**WHAT THIS TASK INVOLVES:** Go through the records and copy each line where the word "mention" occurs.

**ROWS:**
======
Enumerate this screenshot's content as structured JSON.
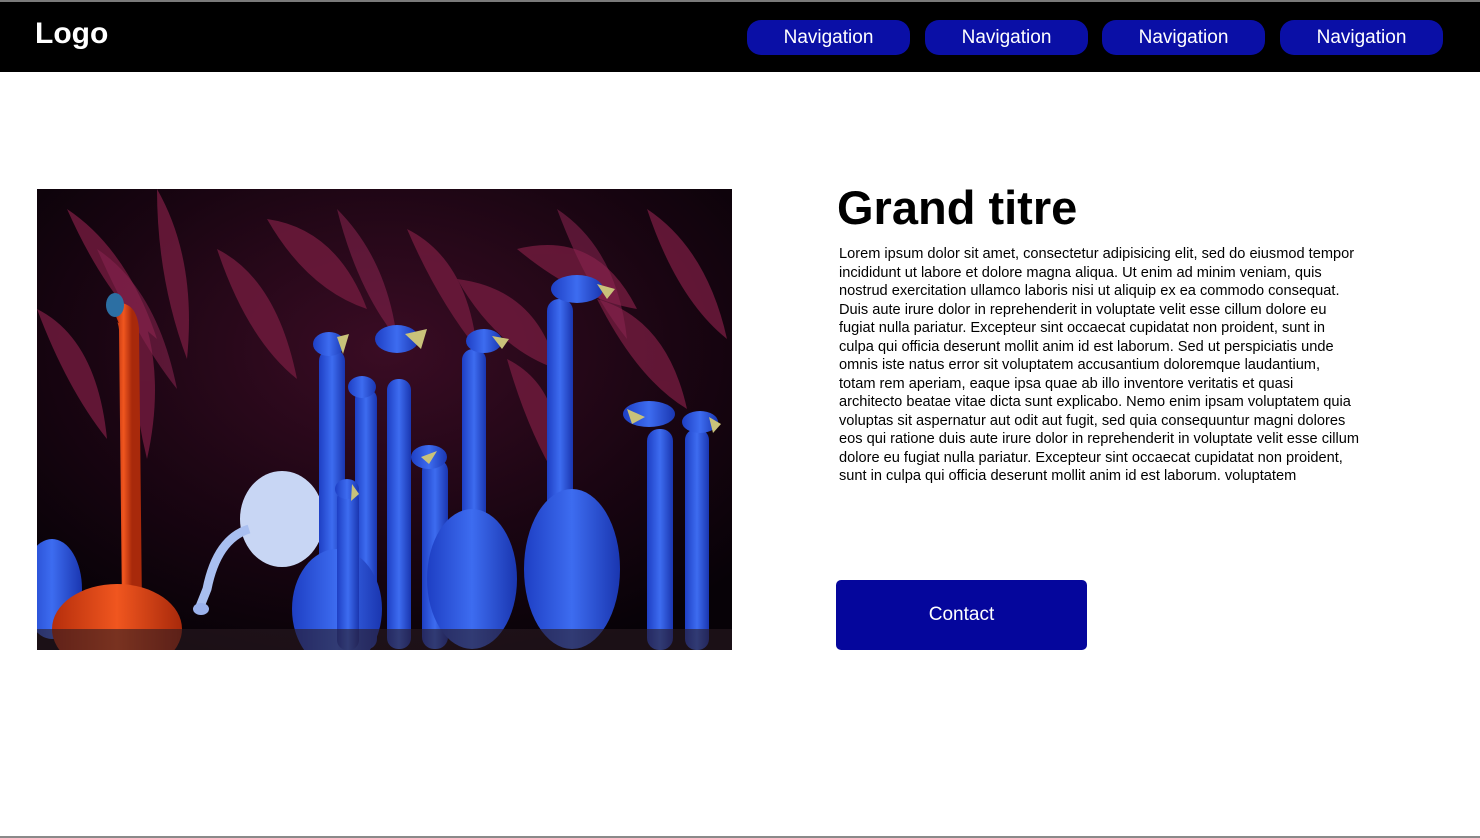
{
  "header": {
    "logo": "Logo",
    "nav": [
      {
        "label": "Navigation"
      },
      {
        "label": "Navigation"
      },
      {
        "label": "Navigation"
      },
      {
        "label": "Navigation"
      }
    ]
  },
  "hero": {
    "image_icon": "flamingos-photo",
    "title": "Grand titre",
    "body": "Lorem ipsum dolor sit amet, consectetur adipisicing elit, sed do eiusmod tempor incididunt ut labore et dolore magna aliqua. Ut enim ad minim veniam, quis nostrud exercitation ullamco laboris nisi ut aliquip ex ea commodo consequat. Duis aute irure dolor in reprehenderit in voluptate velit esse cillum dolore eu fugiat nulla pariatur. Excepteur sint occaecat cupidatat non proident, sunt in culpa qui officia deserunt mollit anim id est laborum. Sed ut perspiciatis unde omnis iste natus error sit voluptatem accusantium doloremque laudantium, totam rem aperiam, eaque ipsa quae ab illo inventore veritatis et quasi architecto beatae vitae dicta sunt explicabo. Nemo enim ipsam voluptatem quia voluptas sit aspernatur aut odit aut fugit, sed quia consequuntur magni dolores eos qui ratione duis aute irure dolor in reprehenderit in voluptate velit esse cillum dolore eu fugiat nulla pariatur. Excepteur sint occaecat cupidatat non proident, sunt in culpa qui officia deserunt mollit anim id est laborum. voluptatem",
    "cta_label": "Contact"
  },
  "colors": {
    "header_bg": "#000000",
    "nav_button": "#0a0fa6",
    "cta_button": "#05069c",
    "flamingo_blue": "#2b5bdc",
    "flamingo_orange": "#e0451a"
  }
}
======
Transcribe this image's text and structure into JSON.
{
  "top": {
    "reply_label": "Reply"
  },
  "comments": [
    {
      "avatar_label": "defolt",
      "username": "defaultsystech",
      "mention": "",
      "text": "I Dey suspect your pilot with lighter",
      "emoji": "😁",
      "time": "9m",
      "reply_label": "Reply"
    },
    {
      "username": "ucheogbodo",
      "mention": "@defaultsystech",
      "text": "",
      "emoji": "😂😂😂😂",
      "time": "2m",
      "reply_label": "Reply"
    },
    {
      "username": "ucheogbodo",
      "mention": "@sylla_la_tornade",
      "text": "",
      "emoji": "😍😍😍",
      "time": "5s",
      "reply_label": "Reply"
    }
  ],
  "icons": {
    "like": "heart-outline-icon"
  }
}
======
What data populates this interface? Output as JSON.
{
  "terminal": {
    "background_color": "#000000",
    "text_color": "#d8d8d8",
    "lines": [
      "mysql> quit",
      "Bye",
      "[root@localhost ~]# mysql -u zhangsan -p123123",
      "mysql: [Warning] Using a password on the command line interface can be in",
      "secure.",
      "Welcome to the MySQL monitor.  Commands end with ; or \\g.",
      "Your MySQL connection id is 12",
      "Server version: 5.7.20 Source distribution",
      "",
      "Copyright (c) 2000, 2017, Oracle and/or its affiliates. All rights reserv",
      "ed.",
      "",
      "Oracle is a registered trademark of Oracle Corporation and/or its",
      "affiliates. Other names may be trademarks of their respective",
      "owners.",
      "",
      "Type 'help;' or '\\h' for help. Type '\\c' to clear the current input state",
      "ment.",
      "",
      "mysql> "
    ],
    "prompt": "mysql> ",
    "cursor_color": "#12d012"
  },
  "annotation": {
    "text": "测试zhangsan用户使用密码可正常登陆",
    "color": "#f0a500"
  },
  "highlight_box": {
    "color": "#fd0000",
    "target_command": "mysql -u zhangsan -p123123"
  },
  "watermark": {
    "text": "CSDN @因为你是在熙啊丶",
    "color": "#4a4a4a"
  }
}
======
**COMPLETED TASK:**
      "mention": "",
      "mention": "@defaultsystech",
      "mention": "@sylla_la_tornade",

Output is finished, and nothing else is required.